** TASK REQUIREMENTS **
List each line of the data that holds the string "Total", please.

** MATERIAL FOR THIS EXERCISE **
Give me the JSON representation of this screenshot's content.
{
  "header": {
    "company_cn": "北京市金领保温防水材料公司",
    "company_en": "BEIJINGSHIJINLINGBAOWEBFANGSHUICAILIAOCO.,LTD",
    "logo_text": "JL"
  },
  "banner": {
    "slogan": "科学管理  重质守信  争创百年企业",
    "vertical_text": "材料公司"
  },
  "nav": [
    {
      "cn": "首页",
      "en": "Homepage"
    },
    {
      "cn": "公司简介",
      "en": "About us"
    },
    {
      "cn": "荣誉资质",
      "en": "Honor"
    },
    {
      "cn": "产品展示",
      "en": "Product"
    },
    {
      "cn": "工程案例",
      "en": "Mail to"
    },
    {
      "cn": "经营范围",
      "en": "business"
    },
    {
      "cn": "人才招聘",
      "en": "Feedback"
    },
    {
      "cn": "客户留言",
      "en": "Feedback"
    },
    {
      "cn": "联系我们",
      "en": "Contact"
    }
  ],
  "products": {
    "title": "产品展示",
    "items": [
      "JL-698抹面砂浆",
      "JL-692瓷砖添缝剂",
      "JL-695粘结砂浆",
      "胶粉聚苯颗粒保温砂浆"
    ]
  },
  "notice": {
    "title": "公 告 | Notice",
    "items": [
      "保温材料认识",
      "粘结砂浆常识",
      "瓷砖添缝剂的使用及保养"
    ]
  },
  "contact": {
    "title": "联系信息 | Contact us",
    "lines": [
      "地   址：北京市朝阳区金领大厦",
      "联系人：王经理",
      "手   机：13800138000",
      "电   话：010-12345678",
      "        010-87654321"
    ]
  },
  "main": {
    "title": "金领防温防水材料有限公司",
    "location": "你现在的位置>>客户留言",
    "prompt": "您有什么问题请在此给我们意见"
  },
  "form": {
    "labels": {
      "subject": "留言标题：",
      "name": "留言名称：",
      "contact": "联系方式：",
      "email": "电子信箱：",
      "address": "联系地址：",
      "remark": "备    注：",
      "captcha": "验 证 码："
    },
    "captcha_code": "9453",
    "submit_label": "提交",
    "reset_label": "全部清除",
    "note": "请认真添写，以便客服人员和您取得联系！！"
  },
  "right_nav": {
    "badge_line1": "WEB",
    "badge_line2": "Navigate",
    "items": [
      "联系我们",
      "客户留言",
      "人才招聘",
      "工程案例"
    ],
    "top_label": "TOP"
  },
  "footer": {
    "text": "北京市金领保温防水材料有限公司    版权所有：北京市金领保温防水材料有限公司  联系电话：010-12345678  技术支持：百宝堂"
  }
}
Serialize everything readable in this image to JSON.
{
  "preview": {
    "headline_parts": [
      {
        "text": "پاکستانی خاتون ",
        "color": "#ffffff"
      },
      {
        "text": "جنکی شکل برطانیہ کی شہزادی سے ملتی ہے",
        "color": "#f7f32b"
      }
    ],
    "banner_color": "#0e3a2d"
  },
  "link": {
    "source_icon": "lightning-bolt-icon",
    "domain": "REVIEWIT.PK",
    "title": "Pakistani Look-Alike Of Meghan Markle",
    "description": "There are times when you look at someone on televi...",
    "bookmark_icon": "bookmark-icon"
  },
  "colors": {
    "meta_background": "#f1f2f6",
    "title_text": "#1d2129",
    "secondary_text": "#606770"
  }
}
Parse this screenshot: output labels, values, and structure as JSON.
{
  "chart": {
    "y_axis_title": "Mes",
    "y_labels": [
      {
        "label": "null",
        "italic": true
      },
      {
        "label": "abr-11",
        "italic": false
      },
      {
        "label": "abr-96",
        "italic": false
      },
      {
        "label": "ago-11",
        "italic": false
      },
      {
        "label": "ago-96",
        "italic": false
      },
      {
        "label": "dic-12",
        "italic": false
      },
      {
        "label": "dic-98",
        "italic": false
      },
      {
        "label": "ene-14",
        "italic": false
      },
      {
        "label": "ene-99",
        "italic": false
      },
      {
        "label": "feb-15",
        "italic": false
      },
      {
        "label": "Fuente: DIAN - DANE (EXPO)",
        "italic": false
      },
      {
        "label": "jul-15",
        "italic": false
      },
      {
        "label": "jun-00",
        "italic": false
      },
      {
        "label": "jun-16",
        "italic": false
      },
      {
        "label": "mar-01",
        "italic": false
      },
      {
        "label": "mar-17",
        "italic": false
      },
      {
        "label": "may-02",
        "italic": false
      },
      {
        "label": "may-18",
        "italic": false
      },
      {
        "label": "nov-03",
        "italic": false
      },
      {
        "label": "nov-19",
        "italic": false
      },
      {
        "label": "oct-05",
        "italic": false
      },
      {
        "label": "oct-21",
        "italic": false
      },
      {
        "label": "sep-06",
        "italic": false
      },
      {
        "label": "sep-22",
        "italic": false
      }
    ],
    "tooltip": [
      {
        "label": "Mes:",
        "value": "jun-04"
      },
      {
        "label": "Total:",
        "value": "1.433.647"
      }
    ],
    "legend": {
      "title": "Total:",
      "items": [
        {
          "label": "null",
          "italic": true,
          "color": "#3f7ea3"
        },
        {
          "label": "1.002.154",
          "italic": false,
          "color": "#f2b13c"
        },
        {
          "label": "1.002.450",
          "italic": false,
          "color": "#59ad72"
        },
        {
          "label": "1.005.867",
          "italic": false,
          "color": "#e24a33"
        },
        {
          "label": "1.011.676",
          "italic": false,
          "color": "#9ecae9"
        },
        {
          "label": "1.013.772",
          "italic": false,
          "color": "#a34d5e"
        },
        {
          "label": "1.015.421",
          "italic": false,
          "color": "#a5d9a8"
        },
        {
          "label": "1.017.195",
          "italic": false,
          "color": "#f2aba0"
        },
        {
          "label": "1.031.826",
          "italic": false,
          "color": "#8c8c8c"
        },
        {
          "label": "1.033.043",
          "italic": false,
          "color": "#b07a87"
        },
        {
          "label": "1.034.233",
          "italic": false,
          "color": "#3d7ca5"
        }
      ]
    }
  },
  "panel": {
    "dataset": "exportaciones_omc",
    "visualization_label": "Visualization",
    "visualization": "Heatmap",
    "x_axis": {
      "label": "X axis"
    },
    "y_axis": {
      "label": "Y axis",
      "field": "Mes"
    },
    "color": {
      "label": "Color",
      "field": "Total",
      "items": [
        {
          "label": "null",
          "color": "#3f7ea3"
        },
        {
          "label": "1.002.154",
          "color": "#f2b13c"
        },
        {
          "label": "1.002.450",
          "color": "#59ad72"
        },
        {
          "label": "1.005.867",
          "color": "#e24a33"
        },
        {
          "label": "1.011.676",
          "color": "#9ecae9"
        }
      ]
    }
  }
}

** WRITTEN SOLUTION **
        "label": "Total:",
      "title": "Total:",
      "field": "Total",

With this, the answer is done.